§ WHAT YOU SHOULD DO
Write the entries below out again exactly; any picture in them stays out.

* Begin GIVEN DATA *

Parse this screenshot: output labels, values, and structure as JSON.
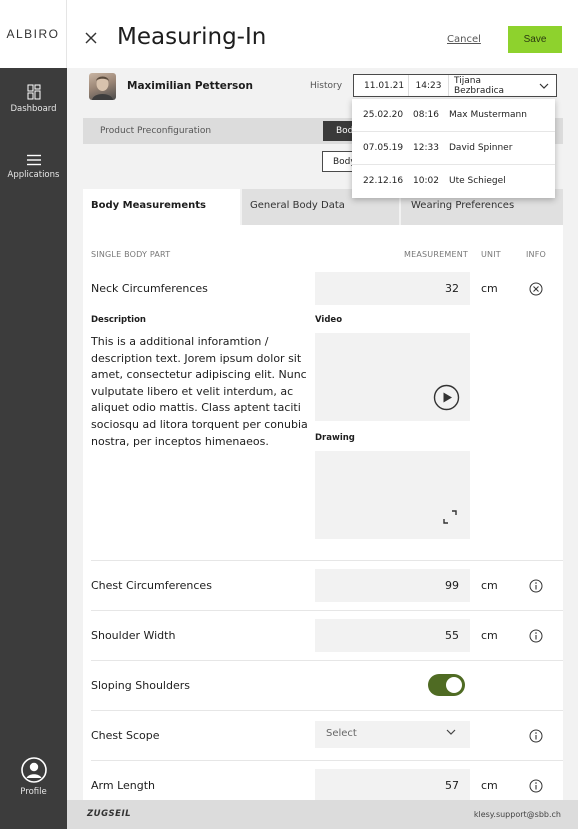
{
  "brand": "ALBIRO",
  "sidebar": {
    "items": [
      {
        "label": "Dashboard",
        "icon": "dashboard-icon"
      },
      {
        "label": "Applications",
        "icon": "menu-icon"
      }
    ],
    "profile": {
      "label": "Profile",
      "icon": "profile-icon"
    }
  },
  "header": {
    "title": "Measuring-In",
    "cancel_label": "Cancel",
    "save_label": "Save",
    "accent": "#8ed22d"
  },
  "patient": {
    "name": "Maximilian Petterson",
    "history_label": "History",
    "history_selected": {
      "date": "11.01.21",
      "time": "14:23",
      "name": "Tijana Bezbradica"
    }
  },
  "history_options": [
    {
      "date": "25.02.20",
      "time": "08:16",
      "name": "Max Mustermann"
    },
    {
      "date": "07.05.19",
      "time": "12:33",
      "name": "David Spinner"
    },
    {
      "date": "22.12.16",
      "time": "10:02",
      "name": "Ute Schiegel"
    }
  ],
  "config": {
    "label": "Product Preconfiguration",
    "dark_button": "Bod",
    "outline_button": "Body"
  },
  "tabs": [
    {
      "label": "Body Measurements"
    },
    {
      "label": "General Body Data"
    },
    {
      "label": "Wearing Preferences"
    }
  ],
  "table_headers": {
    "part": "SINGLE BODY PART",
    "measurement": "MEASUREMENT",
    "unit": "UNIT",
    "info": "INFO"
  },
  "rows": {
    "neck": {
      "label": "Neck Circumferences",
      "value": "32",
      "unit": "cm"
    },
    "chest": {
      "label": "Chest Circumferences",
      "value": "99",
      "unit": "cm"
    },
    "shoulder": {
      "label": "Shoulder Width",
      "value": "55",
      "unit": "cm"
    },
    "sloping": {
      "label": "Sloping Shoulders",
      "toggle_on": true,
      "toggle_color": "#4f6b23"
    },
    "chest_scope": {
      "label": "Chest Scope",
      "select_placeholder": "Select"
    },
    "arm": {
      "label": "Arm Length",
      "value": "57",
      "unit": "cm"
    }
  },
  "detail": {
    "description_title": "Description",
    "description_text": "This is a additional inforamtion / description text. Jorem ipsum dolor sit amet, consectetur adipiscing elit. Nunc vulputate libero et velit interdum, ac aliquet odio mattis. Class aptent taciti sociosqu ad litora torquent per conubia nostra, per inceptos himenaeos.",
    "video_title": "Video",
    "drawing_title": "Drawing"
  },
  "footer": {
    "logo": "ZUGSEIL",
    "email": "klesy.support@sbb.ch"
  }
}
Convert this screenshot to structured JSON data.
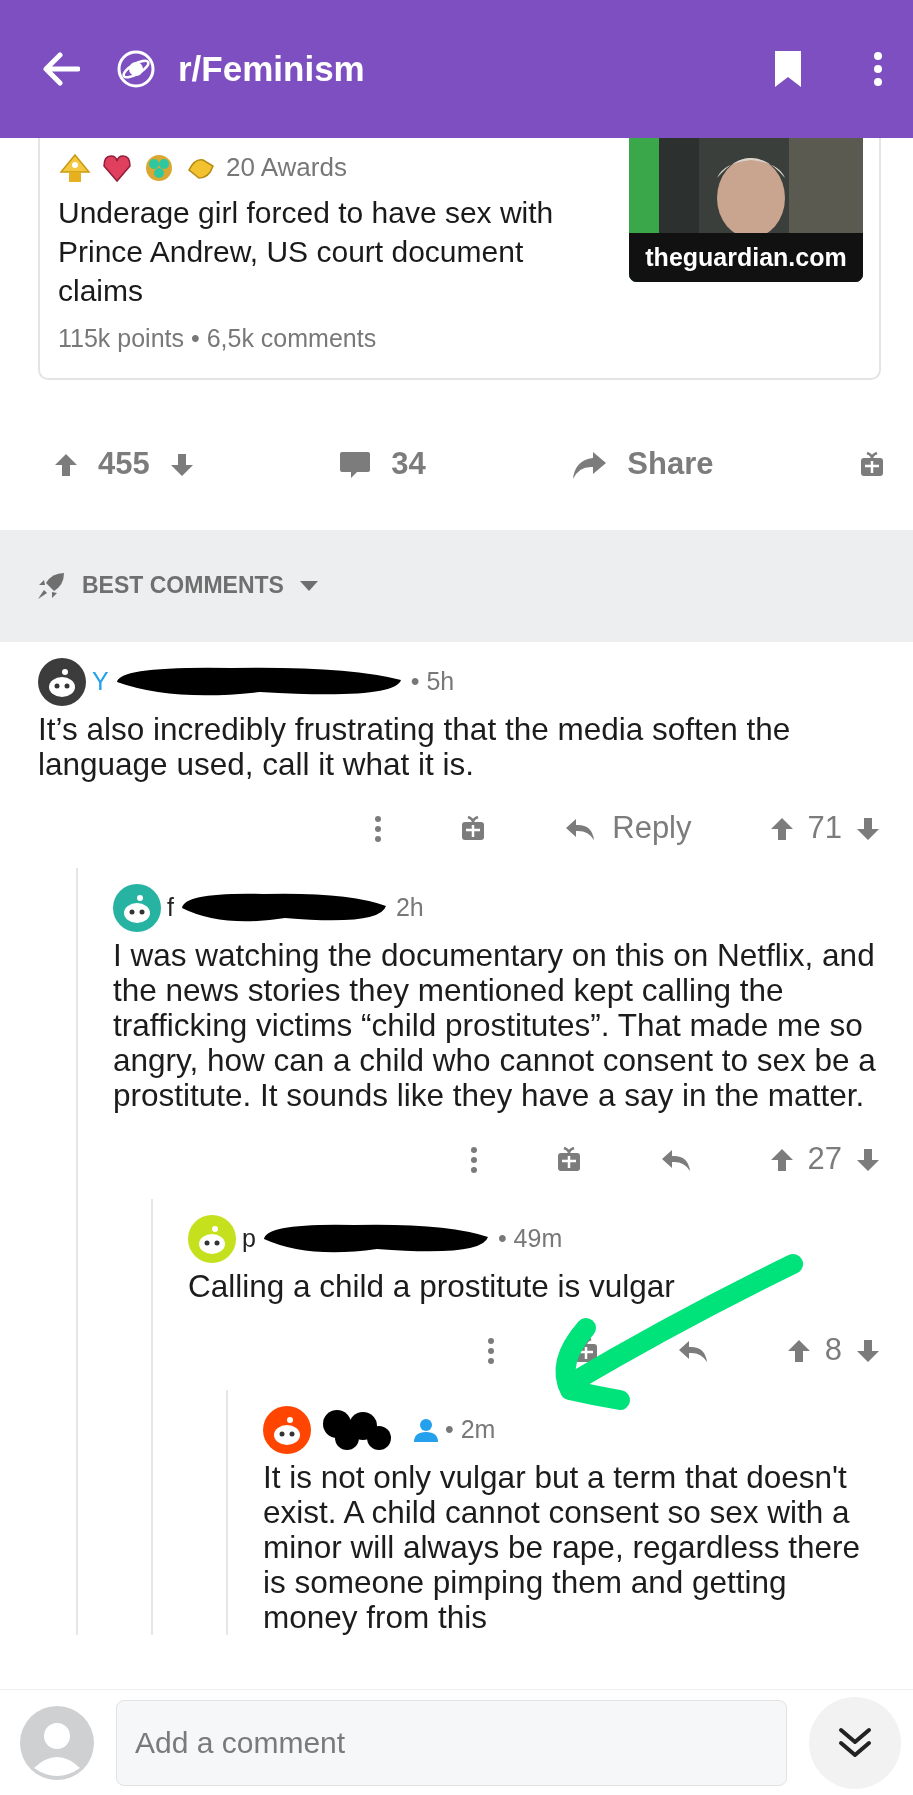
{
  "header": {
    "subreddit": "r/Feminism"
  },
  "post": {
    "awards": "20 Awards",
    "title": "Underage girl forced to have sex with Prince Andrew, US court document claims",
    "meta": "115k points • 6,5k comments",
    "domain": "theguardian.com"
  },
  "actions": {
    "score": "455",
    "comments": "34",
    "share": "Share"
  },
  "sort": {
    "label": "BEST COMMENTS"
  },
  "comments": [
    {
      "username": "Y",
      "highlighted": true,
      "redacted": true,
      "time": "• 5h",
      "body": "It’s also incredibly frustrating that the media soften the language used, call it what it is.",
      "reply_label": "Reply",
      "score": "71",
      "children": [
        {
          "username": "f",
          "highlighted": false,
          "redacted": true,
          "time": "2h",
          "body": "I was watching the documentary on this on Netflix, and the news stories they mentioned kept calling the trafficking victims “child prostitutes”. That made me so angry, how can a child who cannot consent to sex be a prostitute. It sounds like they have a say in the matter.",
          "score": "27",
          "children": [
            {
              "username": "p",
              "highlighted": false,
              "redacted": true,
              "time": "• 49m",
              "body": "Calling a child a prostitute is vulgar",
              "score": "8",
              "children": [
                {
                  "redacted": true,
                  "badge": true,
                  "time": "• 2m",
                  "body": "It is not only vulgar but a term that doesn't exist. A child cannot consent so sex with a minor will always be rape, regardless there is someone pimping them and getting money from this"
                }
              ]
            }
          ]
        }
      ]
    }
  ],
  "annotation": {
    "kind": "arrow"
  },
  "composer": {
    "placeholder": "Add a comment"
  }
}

* End GIVEN DATA *

§ THE RESPONSE
Parse this screenshot: output labels, values, and structure as JSON.
{
  "brand": "ALBIRO",
  "sidebar": {
    "items": [
      {
        "label": "Dashboard",
        "icon": "dashboard-icon"
      },
      {
        "label": "Applications",
        "icon": "menu-icon"
      }
    ],
    "profile": {
      "label": "Profile",
      "icon": "profile-icon"
    }
  },
  "header": {
    "title": "Measuring-In",
    "cancel_label": "Cancel",
    "save_label": "Save",
    "accent": "#8ed22d"
  },
  "patient": {
    "name": "Maximilian Petterson",
    "history_label": "History",
    "history_selected": {
      "date": "11.01.21",
      "time": "14:23",
      "name": "Tijana Bezbradica"
    }
  },
  "history_options": [
    {
      "date": "25.02.20",
      "time": "08:16",
      "name": "Max Mustermann"
    },
    {
      "date": "07.05.19",
      "time": "12:33",
      "name": "David Spinner"
    },
    {
      "date": "22.12.16",
      "time": "10:02",
      "name": "Ute Schiegel"
    }
  ],
  "config": {
    "label": "Product Preconfiguration",
    "dark_button": "Bod",
    "outline_button": "Body"
  },
  "tabs": [
    {
      "label": "Body Measurements"
    },
    {
      "label": "General Body Data"
    },
    {
      "label": "Wearing Preferences"
    }
  ],
  "table_headers": {
    "part": "SINGLE BODY PART",
    "measurement": "MEASUREMENT",
    "unit": "UNIT",
    "info": "INFO"
  },
  "rows": {
    "neck": {
      "label": "Neck Circumferences",
      "value": "32",
      "unit": "cm"
    },
    "chest": {
      "label": "Chest Circumferences",
      "value": "99",
      "unit": "cm"
    },
    "shoulder": {
      "label": "Shoulder Width",
      "value": "55",
      "unit": "cm"
    },
    "sloping": {
      "label": "Sloping Shoulders",
      "toggle_on": true,
      "toggle_color": "#4f6b23"
    },
    "chest_scope": {
      "label": "Chest Scope",
      "select_placeholder": "Select"
    },
    "arm": {
      "label": "Arm Length",
      "value": "57",
      "unit": "cm"
    }
  },
  "detail": {
    "description_title": "Description",
    "description_text": "This is a additional inforamtion / description text. Jorem ipsum dolor sit amet, consectetur adipiscing elit. Nunc vulputate libero et velit interdum, ac aliquet odio mattis. Class aptent taciti sociosqu ad litora torquent per conubia nostra, per inceptos himenaeos.",
    "video_title": "Video",
    "drawing_title": "Drawing"
  },
  "footer": {
    "logo": "ZUGSEIL",
    "email": "klesy.support@sbb.ch"
  }
}
Convert this screenshot to structured JSON data.
{
  "header": {
    "subreddit": "r/Feminism"
  },
  "post": {
    "awards": "20 Awards",
    "title": "Underage girl forced to have sex with Prince Andrew, US court document claims",
    "meta": "115k points • 6,5k comments",
    "domain": "theguardian.com"
  },
  "actions": {
    "score": "455",
    "comments": "34",
    "share": "Share"
  },
  "sort": {
    "label": "BEST COMMENTS"
  },
  "comments": [
    {
      "username": "Y",
      "highlighted": true,
      "redacted": true,
      "time": "• 5h",
      "body": "It’s also incredibly frustrating that the media soften the language used, call it what it is.",
      "reply_label": "Reply",
      "score": "71",
      "children": [
        {
          "username": "f",
          "highlighted": false,
          "redacted": true,
          "time": "2h",
          "body": "I was watching the documentary on this on Netflix, and the news stories they mentioned kept calling the trafficking victims “child prostitutes”. That made me so angry, how can a child who cannot consent to sex be a prostitute. It sounds like they have a say in the matter.",
          "score": "27",
          "children": [
            {
              "username": "p",
              "highlighted": false,
              "redacted": true,
              "time": "• 49m",
              "body": "Calling a child a prostitute is vulgar",
              "score": "8",
              "children": [
                {
                  "redacted": true,
                  "badge": true,
                  "time": "• 2m",
                  "body": "It is not only vulgar but a term that doesn't exist. A child cannot consent so sex with a minor will always be rape, regardless there is someone pimping them and getting money from this"
                }
              ]
            }
          ]
        }
      ]
    }
  ],
  "annotation": {
    "kind": "arrow"
  },
  "composer": {
    "placeholder": "Add a comment"
  }
}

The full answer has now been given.